* [What is asked]:
Give only the number of lines in the records below that contain the word "stars".

* [Supplied entries]:
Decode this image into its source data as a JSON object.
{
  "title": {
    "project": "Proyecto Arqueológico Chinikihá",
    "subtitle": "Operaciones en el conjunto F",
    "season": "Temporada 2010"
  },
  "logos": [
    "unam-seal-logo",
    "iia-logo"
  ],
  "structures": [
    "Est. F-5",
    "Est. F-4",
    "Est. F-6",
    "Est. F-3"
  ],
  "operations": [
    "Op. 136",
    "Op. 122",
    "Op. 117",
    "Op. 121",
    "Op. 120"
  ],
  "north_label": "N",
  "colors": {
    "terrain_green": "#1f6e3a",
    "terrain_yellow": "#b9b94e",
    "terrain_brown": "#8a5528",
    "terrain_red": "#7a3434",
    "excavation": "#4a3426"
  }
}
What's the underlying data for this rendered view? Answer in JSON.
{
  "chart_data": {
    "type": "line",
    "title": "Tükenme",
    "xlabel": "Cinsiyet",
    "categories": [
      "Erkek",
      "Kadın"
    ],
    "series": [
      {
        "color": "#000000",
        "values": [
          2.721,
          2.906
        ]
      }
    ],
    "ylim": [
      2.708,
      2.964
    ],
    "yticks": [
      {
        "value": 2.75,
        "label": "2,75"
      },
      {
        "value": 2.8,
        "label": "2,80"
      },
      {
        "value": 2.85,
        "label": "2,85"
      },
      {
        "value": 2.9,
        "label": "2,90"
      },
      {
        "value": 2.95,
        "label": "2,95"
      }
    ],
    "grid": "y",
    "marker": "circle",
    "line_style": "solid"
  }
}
--
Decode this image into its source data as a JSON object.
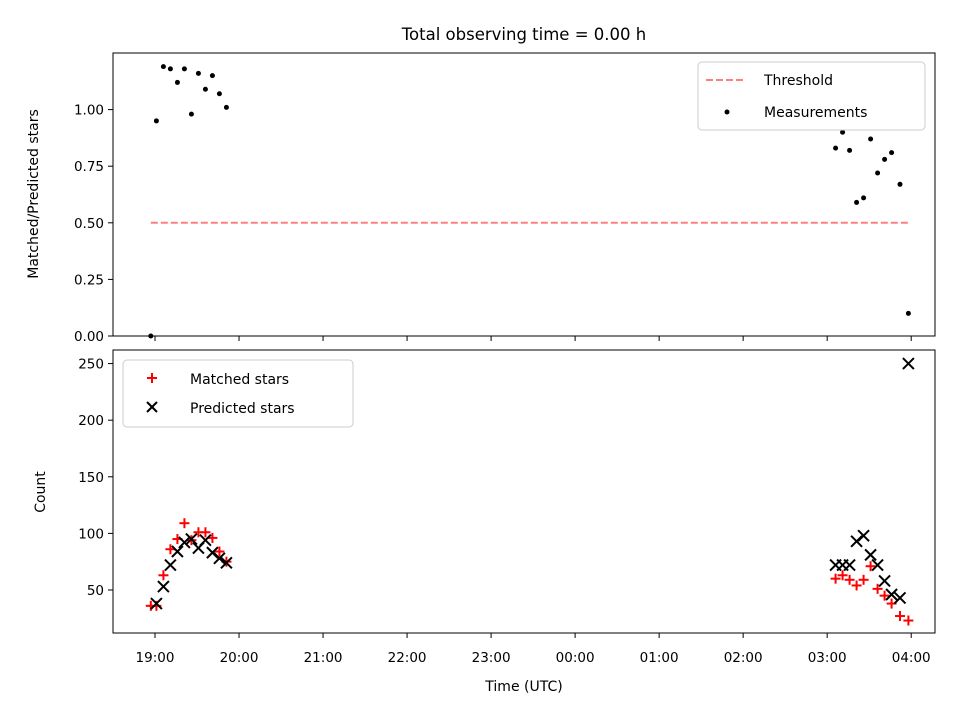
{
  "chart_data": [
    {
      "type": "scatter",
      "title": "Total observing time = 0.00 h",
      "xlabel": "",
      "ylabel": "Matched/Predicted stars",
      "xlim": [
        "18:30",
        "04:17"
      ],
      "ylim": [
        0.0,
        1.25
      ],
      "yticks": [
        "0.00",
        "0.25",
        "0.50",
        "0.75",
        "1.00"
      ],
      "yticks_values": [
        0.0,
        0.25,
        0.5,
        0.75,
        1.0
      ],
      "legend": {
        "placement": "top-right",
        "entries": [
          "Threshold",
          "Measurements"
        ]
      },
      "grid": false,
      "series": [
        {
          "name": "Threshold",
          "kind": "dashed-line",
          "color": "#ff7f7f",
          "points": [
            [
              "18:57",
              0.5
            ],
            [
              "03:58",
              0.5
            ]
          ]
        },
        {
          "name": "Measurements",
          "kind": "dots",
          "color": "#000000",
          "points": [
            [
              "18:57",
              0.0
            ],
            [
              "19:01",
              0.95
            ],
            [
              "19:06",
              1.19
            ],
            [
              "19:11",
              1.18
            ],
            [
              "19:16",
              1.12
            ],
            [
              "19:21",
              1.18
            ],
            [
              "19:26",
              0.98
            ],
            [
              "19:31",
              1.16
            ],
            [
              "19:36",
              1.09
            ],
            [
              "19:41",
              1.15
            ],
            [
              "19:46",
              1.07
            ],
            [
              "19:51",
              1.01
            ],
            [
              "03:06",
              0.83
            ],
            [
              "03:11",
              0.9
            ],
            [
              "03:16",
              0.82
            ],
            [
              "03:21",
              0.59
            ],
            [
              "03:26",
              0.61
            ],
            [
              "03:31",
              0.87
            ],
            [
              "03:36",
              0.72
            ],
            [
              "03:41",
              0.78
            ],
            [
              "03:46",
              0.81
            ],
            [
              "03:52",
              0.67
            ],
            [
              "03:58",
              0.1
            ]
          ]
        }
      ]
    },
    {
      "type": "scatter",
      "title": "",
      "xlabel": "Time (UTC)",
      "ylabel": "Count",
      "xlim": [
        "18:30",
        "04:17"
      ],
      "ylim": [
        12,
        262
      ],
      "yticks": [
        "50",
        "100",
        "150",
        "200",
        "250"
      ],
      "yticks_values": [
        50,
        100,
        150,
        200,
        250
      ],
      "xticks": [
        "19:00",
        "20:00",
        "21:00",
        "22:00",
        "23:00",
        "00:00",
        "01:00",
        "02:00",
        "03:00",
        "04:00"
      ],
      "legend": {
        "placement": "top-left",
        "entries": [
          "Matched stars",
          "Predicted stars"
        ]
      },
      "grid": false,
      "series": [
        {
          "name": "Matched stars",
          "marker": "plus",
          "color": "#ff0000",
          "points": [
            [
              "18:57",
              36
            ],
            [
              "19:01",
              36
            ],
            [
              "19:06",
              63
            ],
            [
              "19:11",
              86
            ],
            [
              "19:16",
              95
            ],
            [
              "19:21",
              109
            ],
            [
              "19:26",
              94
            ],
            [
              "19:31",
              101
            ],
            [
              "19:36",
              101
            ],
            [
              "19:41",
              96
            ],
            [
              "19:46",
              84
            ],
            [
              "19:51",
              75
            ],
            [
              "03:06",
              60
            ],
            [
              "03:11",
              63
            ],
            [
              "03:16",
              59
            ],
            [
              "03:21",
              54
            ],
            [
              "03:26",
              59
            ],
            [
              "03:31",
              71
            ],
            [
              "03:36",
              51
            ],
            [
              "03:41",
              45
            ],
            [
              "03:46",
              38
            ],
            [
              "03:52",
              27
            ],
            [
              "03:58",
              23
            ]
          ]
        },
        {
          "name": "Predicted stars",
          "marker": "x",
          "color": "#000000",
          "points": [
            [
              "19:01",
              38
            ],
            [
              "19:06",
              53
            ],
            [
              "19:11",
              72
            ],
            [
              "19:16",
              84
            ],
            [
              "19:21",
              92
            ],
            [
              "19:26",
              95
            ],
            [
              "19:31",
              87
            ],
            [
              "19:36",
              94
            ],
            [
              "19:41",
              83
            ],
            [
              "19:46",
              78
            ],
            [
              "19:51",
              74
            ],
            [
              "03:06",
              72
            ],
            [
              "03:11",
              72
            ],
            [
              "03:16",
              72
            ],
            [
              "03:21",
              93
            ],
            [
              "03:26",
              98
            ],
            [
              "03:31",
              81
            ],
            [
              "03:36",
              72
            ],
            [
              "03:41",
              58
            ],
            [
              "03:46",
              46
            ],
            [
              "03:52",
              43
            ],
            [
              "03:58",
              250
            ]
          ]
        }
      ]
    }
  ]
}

* [Full response]:
5